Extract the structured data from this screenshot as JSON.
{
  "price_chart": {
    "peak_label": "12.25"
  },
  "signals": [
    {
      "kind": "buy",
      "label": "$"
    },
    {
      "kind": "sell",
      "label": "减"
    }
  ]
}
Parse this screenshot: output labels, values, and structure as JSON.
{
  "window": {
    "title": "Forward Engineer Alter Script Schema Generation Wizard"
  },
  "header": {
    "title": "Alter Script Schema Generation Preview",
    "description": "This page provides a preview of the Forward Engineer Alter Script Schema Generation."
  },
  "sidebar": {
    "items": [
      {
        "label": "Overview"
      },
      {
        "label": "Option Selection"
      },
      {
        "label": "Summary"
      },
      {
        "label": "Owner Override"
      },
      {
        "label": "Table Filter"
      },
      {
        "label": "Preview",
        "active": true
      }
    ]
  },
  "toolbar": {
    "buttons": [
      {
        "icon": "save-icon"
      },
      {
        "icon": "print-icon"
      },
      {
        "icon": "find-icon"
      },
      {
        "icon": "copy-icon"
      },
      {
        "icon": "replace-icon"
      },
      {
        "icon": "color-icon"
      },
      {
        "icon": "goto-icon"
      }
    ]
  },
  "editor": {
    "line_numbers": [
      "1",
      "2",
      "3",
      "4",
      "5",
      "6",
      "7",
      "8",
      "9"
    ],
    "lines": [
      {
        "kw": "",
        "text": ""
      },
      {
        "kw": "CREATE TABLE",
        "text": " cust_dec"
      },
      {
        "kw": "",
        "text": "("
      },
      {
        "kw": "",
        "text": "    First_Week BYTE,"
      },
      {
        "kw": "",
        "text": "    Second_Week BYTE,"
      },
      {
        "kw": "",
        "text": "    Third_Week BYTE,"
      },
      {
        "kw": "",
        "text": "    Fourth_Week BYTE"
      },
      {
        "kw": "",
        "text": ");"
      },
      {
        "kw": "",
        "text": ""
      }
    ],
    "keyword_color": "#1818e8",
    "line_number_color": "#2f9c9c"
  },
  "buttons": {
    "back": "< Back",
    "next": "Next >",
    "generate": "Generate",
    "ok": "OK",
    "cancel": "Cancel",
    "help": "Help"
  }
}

■ **EXERCISE**: Write out every entry word for word.

■ **CORRECT RESPONSE**:
Extract the structured data from this screenshot as JSON.
{
  "price_chart": {
    "peak_label": "12.25"
  },
  "signals": [
    {
      "kind": "buy",
      "label": "$"
    },
    {
      "kind": "sell",
      "label": "减"
    }
  ]
}
Parse this screenshot: output labels, values, and structure as JSON.
{
  "window": {
    "title": "Forward Engineer Alter Script Schema Generation Wizard"
  },
  "header": {
    "title": "Alter Script Schema Generation Preview",
    "description": "This page provides a preview of the Forward Engineer Alter Script Schema Generation."
  },
  "sidebar": {
    "items": [
      {
        "label": "Overview"
      },
      {
        "label": "Option Selection"
      },
      {
        "label": "Summary"
      },
      {
        "label": "Owner Override"
      },
      {
        "label": "Table Filter"
      },
      {
        "label": "Preview",
        "active": true
      }
    ]
  },
  "toolbar": {
    "buttons": [
      {
        "icon": "save-icon"
      },
      {
        "icon": "print-icon"
      },
      {
        "icon": "find-icon"
      },
      {
        "icon": "copy-icon"
      },
      {
        "icon": "replace-icon"
      },
      {
        "icon": "color-icon"
      },
      {
        "icon": "goto-icon"
      }
    ]
  },
  "editor": {
    "line_numbers": [
      "1",
      "2",
      "3",
      "4",
      "5",
      "6",
      "7",
      "8",
      "9"
    ],
    "lines": [
      {
        "kw": "",
        "text": ""
      },
      {
        "kw": "CREATE TABLE",
        "text": " cust_dec"
      },
      {
        "kw": "",
        "text": "("
      },
      {
        "kw": "",
        "text": "    First_Week BYTE,"
      },
      {
        "kw": "",
        "text": "    Second_Week BYTE,"
      },
      {
        "kw": "",
        "text": "    Third_Week BYTE,"
      },
      {
        "kw": "",
        "text": "    Fourth_Week BYTE"
      },
      {
        "kw": "",
        "text": ");"
      },
      {
        "kw": "",
        "text": ""
      }
    ],
    "keyword_color": "#1818e8",
    "line_number_color": "#2f9c9c"
  },
  "buttons": {
    "back": "< Back",
    "next": "Next >",
    "generate": "Generate",
    "ok": "OK",
    "cancel": "Cancel",
    "help": "Help"
  }
}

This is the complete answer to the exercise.